### Exercise goal
What is the number of lines in the entries that include the word "value"? Respond with the number only.

Figure collection entries
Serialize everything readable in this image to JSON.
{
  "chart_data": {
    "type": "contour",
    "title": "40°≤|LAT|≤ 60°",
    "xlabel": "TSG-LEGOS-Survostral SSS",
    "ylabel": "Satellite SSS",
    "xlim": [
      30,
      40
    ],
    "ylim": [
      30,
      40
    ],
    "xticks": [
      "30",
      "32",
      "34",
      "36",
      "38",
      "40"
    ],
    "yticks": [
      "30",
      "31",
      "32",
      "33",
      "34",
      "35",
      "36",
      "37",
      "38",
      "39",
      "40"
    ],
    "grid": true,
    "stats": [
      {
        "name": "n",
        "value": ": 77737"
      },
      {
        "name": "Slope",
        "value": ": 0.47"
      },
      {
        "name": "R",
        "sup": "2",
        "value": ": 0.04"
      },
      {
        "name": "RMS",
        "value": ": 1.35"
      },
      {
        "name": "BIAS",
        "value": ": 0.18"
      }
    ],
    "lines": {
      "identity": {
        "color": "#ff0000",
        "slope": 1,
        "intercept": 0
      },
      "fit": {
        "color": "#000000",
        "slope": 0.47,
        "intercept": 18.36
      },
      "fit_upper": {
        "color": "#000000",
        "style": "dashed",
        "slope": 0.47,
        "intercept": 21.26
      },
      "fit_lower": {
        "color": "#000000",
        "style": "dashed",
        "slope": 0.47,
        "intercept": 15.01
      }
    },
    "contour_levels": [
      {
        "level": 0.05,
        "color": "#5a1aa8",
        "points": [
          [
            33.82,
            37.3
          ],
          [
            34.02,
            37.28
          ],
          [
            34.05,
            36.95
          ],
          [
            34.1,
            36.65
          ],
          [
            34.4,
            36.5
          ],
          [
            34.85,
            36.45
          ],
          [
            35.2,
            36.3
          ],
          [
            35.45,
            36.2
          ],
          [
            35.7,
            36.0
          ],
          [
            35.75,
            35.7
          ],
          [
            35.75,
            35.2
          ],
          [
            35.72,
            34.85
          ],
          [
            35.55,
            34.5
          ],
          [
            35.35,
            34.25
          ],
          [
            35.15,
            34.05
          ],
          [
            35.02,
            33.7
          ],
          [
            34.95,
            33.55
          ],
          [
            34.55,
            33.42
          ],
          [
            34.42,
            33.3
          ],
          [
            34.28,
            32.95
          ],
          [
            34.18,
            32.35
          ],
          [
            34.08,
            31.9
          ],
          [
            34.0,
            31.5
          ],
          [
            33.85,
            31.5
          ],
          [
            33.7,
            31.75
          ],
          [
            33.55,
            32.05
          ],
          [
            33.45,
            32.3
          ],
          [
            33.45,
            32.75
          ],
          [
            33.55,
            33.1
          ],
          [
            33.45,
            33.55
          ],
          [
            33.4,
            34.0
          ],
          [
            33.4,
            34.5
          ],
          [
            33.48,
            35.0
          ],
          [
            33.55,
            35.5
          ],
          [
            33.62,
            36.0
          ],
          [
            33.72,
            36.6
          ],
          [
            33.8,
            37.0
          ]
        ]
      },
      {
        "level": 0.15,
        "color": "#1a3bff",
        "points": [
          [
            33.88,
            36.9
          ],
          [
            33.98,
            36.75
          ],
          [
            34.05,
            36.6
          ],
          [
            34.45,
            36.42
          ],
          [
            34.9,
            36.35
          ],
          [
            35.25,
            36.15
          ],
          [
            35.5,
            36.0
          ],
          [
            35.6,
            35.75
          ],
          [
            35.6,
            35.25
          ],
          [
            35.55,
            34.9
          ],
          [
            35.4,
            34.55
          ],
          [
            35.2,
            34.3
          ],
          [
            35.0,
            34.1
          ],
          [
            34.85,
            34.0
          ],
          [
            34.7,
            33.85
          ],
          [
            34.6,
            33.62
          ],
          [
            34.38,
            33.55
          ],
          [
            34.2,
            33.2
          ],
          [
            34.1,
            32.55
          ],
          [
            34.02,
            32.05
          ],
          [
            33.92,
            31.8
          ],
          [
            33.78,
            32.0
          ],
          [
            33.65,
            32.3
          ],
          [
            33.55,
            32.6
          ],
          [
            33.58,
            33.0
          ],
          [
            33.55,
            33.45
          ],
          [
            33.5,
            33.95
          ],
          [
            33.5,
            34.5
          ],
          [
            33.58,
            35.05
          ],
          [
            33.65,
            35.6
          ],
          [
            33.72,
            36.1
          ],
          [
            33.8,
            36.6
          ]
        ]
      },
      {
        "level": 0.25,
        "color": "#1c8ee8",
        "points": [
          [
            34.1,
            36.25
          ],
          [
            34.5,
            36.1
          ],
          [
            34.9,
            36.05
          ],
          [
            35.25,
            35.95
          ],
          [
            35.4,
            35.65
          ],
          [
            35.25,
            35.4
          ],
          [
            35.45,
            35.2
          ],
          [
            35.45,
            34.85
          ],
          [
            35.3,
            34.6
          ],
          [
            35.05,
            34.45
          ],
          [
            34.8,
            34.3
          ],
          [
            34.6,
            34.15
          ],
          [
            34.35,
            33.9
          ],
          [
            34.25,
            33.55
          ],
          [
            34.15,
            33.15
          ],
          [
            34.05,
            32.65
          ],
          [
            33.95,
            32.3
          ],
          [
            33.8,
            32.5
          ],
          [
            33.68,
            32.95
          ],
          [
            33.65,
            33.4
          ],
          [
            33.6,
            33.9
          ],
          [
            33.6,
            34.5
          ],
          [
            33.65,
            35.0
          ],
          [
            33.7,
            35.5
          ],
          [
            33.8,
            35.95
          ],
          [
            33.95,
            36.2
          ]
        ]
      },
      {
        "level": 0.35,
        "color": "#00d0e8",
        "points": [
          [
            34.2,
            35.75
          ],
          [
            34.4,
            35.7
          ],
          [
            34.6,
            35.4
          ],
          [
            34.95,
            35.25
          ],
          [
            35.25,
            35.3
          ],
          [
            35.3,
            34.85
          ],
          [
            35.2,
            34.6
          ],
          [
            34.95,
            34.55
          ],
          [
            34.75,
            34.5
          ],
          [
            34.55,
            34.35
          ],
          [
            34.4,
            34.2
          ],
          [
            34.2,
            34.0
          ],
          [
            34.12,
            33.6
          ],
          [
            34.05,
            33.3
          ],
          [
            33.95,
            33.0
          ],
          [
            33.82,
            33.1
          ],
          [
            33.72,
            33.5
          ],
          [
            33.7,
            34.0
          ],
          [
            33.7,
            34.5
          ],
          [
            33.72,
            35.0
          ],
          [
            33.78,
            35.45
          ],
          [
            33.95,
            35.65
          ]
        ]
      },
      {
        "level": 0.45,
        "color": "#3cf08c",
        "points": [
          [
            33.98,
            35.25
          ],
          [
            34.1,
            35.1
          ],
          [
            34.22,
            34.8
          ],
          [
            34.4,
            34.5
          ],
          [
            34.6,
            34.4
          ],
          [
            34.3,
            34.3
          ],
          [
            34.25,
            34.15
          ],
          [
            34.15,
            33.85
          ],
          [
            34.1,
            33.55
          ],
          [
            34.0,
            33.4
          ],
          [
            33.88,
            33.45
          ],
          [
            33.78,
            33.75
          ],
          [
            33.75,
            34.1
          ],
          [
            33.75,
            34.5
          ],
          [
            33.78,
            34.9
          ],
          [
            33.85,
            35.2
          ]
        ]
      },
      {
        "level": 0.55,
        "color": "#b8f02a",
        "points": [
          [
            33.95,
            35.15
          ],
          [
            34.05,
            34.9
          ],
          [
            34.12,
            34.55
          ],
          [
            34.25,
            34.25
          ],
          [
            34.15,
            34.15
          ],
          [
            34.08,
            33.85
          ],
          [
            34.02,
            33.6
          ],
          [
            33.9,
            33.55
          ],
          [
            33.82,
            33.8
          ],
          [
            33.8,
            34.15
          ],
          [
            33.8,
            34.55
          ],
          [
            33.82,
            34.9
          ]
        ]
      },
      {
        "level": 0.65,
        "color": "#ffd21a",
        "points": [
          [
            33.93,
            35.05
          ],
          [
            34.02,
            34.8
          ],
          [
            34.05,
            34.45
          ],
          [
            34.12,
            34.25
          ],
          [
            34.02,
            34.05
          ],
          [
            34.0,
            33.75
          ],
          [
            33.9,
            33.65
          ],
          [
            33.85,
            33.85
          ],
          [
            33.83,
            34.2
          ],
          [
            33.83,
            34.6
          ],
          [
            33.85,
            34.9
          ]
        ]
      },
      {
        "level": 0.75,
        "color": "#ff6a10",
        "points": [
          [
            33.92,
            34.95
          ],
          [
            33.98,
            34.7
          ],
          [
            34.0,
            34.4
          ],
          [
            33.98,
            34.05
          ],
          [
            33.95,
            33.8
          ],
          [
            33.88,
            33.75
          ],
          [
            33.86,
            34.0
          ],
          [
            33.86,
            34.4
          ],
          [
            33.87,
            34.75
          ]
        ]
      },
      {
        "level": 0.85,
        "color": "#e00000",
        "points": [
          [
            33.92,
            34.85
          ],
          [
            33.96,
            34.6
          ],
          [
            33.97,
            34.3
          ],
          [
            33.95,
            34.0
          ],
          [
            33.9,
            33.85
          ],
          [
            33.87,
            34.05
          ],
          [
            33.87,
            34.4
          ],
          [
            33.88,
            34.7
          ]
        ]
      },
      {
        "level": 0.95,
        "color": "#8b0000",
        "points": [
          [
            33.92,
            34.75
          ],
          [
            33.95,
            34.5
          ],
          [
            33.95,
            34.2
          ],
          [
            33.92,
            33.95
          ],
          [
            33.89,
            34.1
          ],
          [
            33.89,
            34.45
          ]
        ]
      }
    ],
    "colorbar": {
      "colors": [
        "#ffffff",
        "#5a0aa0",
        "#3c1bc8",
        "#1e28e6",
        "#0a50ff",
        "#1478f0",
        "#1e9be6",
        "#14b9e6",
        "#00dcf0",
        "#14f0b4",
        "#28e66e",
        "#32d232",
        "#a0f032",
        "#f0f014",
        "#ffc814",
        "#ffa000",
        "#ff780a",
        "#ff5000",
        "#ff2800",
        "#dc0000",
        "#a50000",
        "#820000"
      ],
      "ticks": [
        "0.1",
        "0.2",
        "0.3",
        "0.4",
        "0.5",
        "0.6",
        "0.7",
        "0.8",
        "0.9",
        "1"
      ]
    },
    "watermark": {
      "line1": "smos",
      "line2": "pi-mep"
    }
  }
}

### Task response
5